**PROBLEM TO WORK ON:**
Reproduce the entire listing word for word.
━━━━
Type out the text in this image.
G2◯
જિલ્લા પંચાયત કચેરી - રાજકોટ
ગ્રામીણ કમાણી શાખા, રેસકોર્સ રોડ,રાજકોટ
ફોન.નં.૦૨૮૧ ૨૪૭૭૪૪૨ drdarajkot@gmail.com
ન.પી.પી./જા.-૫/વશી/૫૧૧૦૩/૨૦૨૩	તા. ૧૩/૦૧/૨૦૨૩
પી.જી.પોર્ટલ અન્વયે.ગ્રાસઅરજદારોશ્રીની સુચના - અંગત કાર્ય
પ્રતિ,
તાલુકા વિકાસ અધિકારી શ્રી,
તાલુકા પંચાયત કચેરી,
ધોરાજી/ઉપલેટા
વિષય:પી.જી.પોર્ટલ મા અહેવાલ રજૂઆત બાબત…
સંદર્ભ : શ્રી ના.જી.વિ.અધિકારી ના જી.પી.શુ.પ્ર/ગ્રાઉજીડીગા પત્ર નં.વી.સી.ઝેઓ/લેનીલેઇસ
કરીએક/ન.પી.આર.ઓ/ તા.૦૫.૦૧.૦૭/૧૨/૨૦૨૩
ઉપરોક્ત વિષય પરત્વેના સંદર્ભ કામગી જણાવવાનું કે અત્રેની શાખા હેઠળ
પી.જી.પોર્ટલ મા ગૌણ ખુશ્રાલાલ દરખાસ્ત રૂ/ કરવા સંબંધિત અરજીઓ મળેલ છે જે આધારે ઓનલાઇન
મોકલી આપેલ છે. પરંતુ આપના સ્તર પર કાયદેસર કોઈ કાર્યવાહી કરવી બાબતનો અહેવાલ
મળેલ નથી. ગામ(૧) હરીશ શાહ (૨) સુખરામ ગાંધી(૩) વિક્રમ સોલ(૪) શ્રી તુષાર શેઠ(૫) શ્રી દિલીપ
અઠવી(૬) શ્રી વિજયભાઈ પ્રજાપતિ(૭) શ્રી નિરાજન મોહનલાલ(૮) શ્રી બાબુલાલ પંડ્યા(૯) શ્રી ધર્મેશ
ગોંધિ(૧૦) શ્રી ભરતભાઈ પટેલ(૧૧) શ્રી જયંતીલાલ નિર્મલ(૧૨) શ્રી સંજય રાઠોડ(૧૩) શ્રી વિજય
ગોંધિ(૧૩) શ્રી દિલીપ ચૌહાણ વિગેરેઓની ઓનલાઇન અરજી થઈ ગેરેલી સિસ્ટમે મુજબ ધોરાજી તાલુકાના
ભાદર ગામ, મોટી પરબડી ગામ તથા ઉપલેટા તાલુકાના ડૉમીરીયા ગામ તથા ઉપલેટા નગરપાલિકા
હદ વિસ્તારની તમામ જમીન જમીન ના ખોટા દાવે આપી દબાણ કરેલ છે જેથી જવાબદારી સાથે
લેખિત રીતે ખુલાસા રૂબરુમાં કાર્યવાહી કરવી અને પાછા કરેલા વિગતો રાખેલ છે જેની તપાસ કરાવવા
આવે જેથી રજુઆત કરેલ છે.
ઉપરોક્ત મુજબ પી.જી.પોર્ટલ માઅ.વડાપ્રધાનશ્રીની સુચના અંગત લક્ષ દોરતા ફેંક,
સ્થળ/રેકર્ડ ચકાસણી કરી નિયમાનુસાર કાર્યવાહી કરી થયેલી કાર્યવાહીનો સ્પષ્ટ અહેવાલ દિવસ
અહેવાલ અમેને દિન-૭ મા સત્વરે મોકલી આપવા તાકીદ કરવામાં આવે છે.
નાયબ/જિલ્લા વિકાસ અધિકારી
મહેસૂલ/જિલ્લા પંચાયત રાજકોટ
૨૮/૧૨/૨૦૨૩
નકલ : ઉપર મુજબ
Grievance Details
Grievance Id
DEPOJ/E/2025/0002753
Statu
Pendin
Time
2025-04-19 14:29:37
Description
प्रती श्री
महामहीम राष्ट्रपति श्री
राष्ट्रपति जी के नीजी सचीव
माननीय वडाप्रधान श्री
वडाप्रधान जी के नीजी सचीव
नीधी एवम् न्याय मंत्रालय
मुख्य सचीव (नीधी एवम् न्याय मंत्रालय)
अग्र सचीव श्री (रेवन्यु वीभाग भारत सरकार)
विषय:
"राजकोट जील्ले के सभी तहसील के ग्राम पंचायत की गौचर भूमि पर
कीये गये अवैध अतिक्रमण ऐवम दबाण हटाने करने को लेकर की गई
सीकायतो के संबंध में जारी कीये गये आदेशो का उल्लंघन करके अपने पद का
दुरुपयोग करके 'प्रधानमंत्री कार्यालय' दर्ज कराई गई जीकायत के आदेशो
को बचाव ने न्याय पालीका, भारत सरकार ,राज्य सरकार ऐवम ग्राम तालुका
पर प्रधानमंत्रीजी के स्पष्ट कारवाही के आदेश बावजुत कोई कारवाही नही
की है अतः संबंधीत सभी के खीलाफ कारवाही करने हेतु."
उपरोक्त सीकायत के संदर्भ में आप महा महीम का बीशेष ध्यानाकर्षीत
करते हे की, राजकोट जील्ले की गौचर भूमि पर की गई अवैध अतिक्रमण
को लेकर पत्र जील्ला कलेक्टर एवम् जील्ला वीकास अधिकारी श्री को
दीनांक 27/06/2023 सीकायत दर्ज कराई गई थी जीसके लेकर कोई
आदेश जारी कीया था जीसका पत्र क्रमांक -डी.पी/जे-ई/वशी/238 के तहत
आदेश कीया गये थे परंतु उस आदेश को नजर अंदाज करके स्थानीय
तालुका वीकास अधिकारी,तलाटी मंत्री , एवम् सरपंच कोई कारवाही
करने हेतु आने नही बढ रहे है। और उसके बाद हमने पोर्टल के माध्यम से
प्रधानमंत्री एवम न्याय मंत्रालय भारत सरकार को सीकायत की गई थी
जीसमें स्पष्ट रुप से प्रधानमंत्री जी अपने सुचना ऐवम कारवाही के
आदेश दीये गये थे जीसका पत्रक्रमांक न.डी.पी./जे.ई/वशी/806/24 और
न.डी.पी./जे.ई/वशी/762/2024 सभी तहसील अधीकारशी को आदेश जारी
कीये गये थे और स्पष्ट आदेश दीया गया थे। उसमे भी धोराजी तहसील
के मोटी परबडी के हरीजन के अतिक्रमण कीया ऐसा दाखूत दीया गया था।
━━━━
**TASK ANSWER:**
Type out the text in this image.
G2◯
જિલ્લા પંચાયત કચેરી - રાજકોટ
ગ્રામીણ કમાણી શાખા, રેસકોર્સ રોડ,રાજકોટ
ફોન.નં.૦૨૮૧ ૨૪૭૭૪૪૨ drdarajkot@gmail.com
ન.પી.પી./જા.-૫/વશી/૫૧૧૦૩/૨૦૨૩	તા. ૧૩/૦૧/૨૦૨૩
પી.જી.પોર્ટલ અન્વયે.ગ્રાસઅરજદારોશ્રીની સુચના - અંગત કાર્ય
પ્રતિ,
તાલુકા વિકાસ અધિકારી શ્રી,
તાલુકા પંચાયત કચેરી,
ધોરાજી/ઉપલેટા
વિષય:પી.જી.પોર્ટલ મા અહેવાલ રજૂઆત બાબત…
સંદર્ભ : શ્રી ના.જી.વિ.અધિકારી ના જી.પી.શુ.પ્ર/ગ્રાઉજીડીગા પત્ર નં.વી.સી.ઝેઓ/લેનીલેઇસ
કરીએક/ન.પી.આર.ઓ/ તા.૦૫.૦૧.૦૭/૧૨/૨૦૨૩
ઉપરોક્ત વિષય પરત્વેના સંદર્ભ કામગી જણાવવાનું કે અત્રેની શાખા હેઠળ
પી.જી.પોર્ટલ મા ગૌણ ખુશ્રાલાલ દરખાસ્ત રૂ/ કરવા સંબંધિત અરજીઓ મળેલ છે જે આધારે ઓનલાઇન
મોકલી આપેલ છે. પરંતુ આપના સ્તર પર કાયદેસર કોઈ કાર્યવાહી કરવી બાબતનો અહેવાલ
મળેલ નથી. ગામ(૧) હરીશ શાહ (૨) સુખરામ ગાંધી(૩) વિક્રમ સોલ(૪) શ્રી તુષાર શેઠ(૫) શ્રી દિલીપ
અઠવી(૬) શ્રી વિજયભાઈ પ્રજાપતિ(૭) શ્રી નિરાજન મોહનલાલ(૮) શ્રી બાબુલાલ પંડ્યા(૯) શ્રી ધર્મેશ
ગોંધિ(૧૦) શ્રી ભરતભાઈ પટેલ(૧૧) શ્રી જયંતીલાલ નિર્મલ(૧૨) શ્રી સંજય રાઠોડ(૧૩) શ્રી વિજય
ગોંધિ(૧૩) શ્રી દિલીપ ચૌહાણ વિગેરેઓની ઓનલાઇન અરજી થઈ ગેરેલી સિસ્ટમે મુજબ ધોરાજી તાલુકાના
ભાદર ગામ, મોટી પરબડી ગામ તથા ઉપલેટા તાલુકાના ડૉમીરીયા ગામ તથા ઉપલેટા નગરપાલિકા
હદ વિસ્તારની તમામ જમીન જમીન ના ખોટા દાવે આપી દબાણ કરેલ છે જેથી જવાબદારી સાથે
લેખિત રીતે ખુલાસા રૂબરુમાં કાર્યવાહી કરવી અને પાછા કરેલા વિગતો રાખેલ છે જેની તપાસ કરાવવા
આવે જેથી રજુઆત કરેલ છે.
ઉપરોક્ત મુજબ પી.જી.પોર્ટલ માઅ.વડાપ્રધાનશ્રીની સુચના અંગત લક્ષ દોરતા ફેંક,
સ્થળ/રેકર્ડ ચકાસણી કરી નિયમાનુસાર કાર્યવાહી કરી થયેલી કાર્યવાહીનો સ્પષ્ટ અહેવાલ દિવસ
અહેવાલ અમેને દિન-૭ મા સત્વરે મોકલી આપવા તાકીદ કરવામાં આવે છે.
નાયબ/જિલ્લા વિકાસ અધિકારી
મહેસૂલ/જિલ્લા પંચાયત રાજકોટ
૨૮/૧૨/૨૦૨૩
નકલ : ઉપર મુજબ
Grievance Details
Grievance Id
DEPOJ/E/2025/0002753
Statu
Pendin
Time
2025-04-19 14:29:37
Description
प्रती श्री
महामहीम राष्ट्रपति श्री
राष्ट्रपति जी के नीजी सचीव
माननीय वडाप्रधान श्री
वडाप्रधान जी के नीजी सचीव
नीधी एवम् न्याय मंत्रालय
मुख्य सचीव (नीधी एवम् न्याय मंत्रालय)
अग्र सचीव श्री (रेवन्यु वीभाग भारत सरकार)
विषय:
"राजकोट जील्ले के सभी तहसील के ग्राम पंचायत की गौचर भूमि पर
कीये गये अवैध अतिक्रमण ऐवम दबाण हटाने करने को लेकर की गई
सीकायतो के संबंध में जारी कीये गये आदेशो का उल्लंघन करके अपने पद का
दुरुपयोग करके 'प्रधानमंत्री कार्यालय' दर्ज कराई गई जीकायत के आदेशो
को बचाव ने न्याय पालीका, भारत सरकार ,राज्य सरकार ऐवम ग्राम तालुका
पर प्रधानमंत्रीजी के स्पष्ट कारवाही के आदेश बावजुत कोई कारवाही नही
की है अतः संबंधीत सभी के खीलाफ कारवाही करने हेतु."
उपरोक्त सीकायत के संदर्भ में आप महा महीम का बीशेष ध्यानाकर्षीत
करते हे की, राजकोट जील्ले की गौचर भूमि पर की गई अवैध अतिक्रमण
को लेकर पत्र जील्ला कलेक्टर एवम् जील्ला वीकास अधिकारी श्री को
दीनांक 27/06/2023 सीकायत दर्ज कराई गई थी जीसके लेकर कोई
आदेश जारी कीया था जीसका पत्र क्रमांक -डी.पी/जे-ई/वशी/238 के तहत
आदेश कीया गये थे परंतु उस आदेश को नजर अंदाज करके स्थानीय
तालुका वीकास अधिकारी,तलाटी मंत्री , एवम् सरपंच कोई कारवाही
करने हेतु आने नही बढ रहे है। और उसके बाद हमने पोर्टल के माध्यम से
प्रधानमंत्री एवम न्याय मंत्रालय भारत सरकार को सीकायत की गई थी
जीसमें स्पष्ट रुप से प्रधानमंत्री जी अपने सुचना ऐवम कारवाही के
आदेश दीये गये थे जीसका पत्रक्रमांक न.डी.पी./जे.ई/वशी/806/24 और
न.डी.पी./जे.ई/वशी/762/2024 सभी तहसील अधीकारशी को आदेश जारी
कीये गये थे और स्पष्ट आदेश दीया गया थे। उसमे भी धोराजी तहसील
के मोटी परबडी के हरीजन के अतिक्रमण कीया ऐसा दाखूत दीया गया था।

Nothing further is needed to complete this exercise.